Stored data entries:
★ ★ ★ ★ ★ ★ ★

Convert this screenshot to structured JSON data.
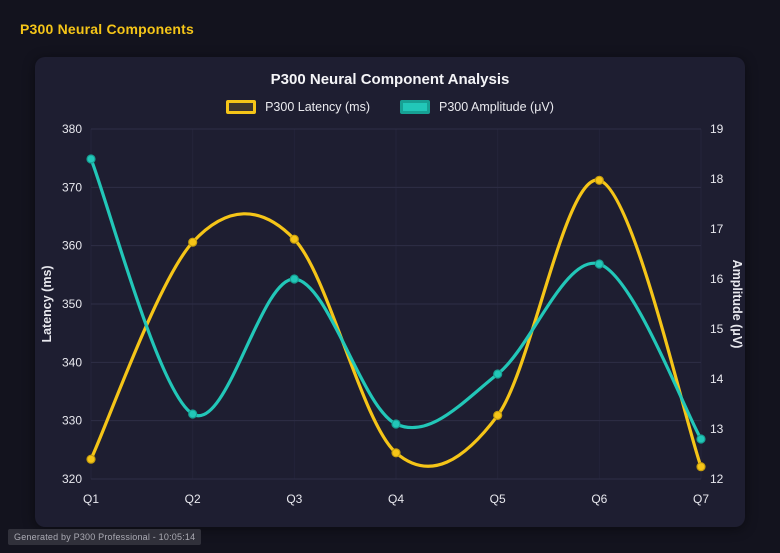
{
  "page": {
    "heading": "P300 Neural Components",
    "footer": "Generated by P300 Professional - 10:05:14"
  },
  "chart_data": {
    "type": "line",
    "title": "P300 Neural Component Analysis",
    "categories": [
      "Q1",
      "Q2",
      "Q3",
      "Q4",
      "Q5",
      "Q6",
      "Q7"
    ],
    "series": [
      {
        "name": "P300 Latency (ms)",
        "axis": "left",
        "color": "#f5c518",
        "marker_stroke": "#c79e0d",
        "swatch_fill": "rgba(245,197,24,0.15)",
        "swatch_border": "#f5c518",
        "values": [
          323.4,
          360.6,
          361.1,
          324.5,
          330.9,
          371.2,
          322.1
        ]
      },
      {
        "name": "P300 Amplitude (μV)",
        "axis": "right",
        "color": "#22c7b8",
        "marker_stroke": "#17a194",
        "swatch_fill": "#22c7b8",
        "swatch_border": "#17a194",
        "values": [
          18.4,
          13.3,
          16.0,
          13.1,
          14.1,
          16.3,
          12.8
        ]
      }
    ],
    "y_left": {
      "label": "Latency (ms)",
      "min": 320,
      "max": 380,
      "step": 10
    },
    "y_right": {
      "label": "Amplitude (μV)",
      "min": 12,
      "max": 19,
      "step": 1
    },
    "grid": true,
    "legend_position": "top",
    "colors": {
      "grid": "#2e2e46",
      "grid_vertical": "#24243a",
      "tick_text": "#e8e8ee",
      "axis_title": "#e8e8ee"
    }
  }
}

★ ★ ★ ★ ★ ★ ★

▶ TASK DESCRIPTION
Which lines include "Amplitude"? Copy each of them out.

▶ OUTPUT OF THE TASK
        "name": "P300 Amplitude (μV)",
      "label": "Amplitude (μV)",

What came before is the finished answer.